Copy out each line of the material below that holds the string "text".

◆ DATA RECORDS:

________________________

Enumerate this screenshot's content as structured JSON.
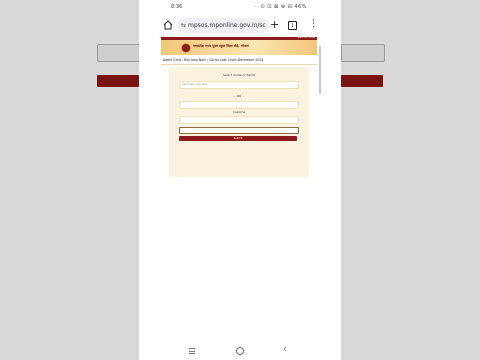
{
  "status": {
    "time": "8:36",
    "right": "·· ⊙ ⊡ ⊠ ⊕ ⊟ 46%"
  },
  "browser": {
    "url": "mpsos.mponline.gov.in/sc",
    "tabs_count": "1"
  },
  "site": {
    "org_name": "मध्यप्रदेश राज्य मुक्त स्कूल शिक्षा बोर्ड, भोपाल",
    "toplink": "Back to Home",
    "exam_title": "Admit Card - Ruk Jana Nahi / Go for Last Chain December 2024"
  },
  "form": {
    "heading": "Select mode of Admit",
    "field1_placeholder": "Application Number",
    "or_label": "-- OR --",
    "captcha_label": "Captcha",
    "submit_label": "Submit"
  }
}
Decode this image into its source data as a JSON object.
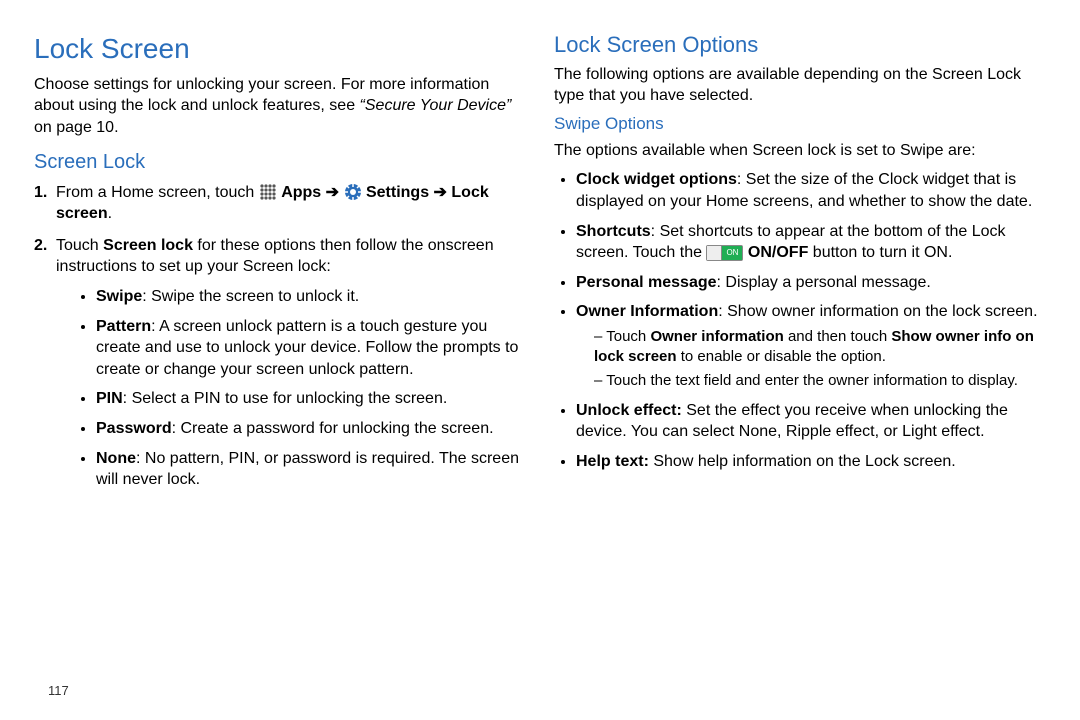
{
  "page_number": "117",
  "left": {
    "h1": "Lock Screen",
    "intro_pre": "Choose settings for unlocking your screen. For more information about using the lock and unlock features, see ",
    "intro_ref": "“Secure Your Device”",
    "intro_post": " on page 10.",
    "h2": "Screen Lock",
    "step1": {
      "num": "1.",
      "pre": "From a Home screen, touch ",
      "apps": "Apps",
      "arrow1": " ➔ ",
      "settings": "Settings",
      "arrow2": " ➔ ",
      "lockscreen": "Lock screen",
      "end": "."
    },
    "step2": {
      "num": "2.",
      "pre": "Touch ",
      "screen_lock": "Screen lock",
      "post": " for these options then follow the onscreen instructions to set up your Screen lock:"
    },
    "opts": {
      "swipe": {
        "b": "Swipe",
        "t": ": Swipe the screen to unlock it."
      },
      "pattern": {
        "b": "Pattern",
        "t": ": A screen unlock pattern is a touch gesture you create and use to unlock your device. Follow the prompts to create or change your screen unlock pattern."
      },
      "pin": {
        "b": "PIN",
        "t": ": Select a PIN to use for unlocking the screen."
      },
      "password": {
        "b": "Password",
        "t": ": Create a password for unlocking the screen."
      },
      "none": {
        "b": "None",
        "t": ": No pattern, PIN, or password is required. The screen will never lock."
      }
    }
  },
  "right": {
    "h2": "Lock Screen Options",
    "intro": "The following options are available depending on the Screen Lock type that you have selected.",
    "h3": "Swipe Options",
    "lead": "The options available when Screen lock is set to Swipe are:",
    "items": {
      "clock": {
        "b": "Clock widget options",
        "t": ": Set the size of the Clock widget that is displayed on your Home screens, and whether to show the date."
      },
      "shortcuts": {
        "b": "Shortcuts",
        "t1": ": Set shortcuts to appear at the bottom of the Lock screen. Touch the ",
        "onoff_label": "ON",
        "onoff_bold": "ON/OFF",
        "t2": " button to turn it ON."
      },
      "personal": {
        "b": "Personal message",
        "t": ": Display a personal message."
      },
      "owner": {
        "b": "Owner Information",
        "t": ": Show owner information on the lock screen.",
        "sub1_pre": "Touch ",
        "sub1_b1": "Owner information",
        "sub1_mid": " and then touch ",
        "sub1_b2": "Show owner info on lock screen",
        "sub1_post": " to enable or disable the option.",
        "sub2": "Touch the text field and enter the owner information to display."
      },
      "unlock": {
        "b": "Unlock effect:",
        "t": " Set the effect you receive when unlocking the device. You can select None, Ripple effect, or Light effect."
      },
      "help": {
        "b": "Help text:",
        "t": " Show help information on the Lock screen."
      }
    }
  }
}
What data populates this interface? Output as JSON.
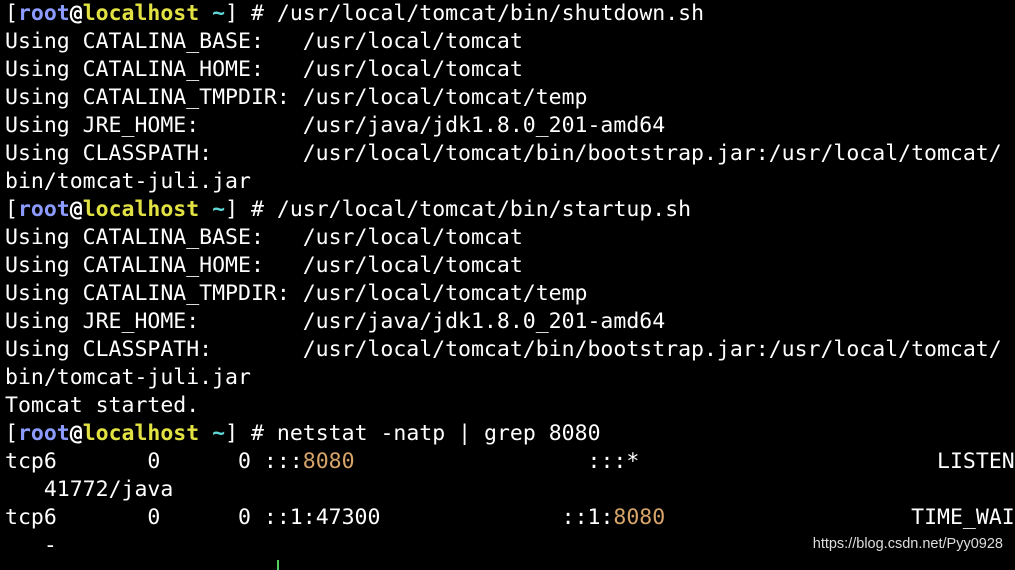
{
  "prompt": {
    "open": "[",
    "user": "root",
    "at": "@",
    "host": "localhost",
    "dir": "~",
    "close": "]",
    "symbol": "#"
  },
  "commands": {
    "shutdown": "/usr/local/tomcat/bin/shutdown.sh",
    "startup": "/usr/local/tomcat/bin/startup.sh",
    "netstat": "netstat -natp | grep 8080"
  },
  "env_output": [
    "Using CATALINA_BASE:   /usr/local/tomcat",
    "Using CATALINA_HOME:   /usr/local/tomcat",
    "Using CATALINA_TMPDIR: /usr/local/tomcat/temp",
    "Using JRE_HOME:        /usr/java/jdk1.8.0_201-amd64",
    "Using CLASSPATH:       /usr/local/tomcat/bin/bootstrap.jar:/usr/local/tomcat/",
    "bin/tomcat-juli.jar"
  ],
  "started_message": "Tomcat started.",
  "netstat_rows": [
    {
      "proto": "tcp6",
      "recv_q": "0",
      "send_q": "0",
      "local_prefix": ":::",
      "local_port": "8080",
      "foreign_prefix": ":::*",
      "foreign_port": "",
      "state": "LISTEN",
      "pid_program": "41772/java"
    },
    {
      "proto": "tcp6",
      "recv_q": "0",
      "send_q": "0",
      "local_prefix": "::1:47300",
      "local_port": "",
      "foreign_prefix": "::1:",
      "foreign_port": "8080",
      "state": "TIME_WAIT",
      "pid_program": "-"
    }
  ],
  "watermark": "https://blog.csdn.net/Pyy0928",
  "colors": {
    "background": "#000000",
    "text": "#ffffff",
    "user": "#8c9bff",
    "host": "#e2e243",
    "dir": "#5fd7d7",
    "port_highlight": "#d7a46a",
    "cursor": "#4fcf5f"
  }
}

________________________

◆ ANSWER FOR THE TASK:
        "sub2": "Touch the text field and enter the owner information to display."
        "b": "Help text:",
    "text": "#ffffff",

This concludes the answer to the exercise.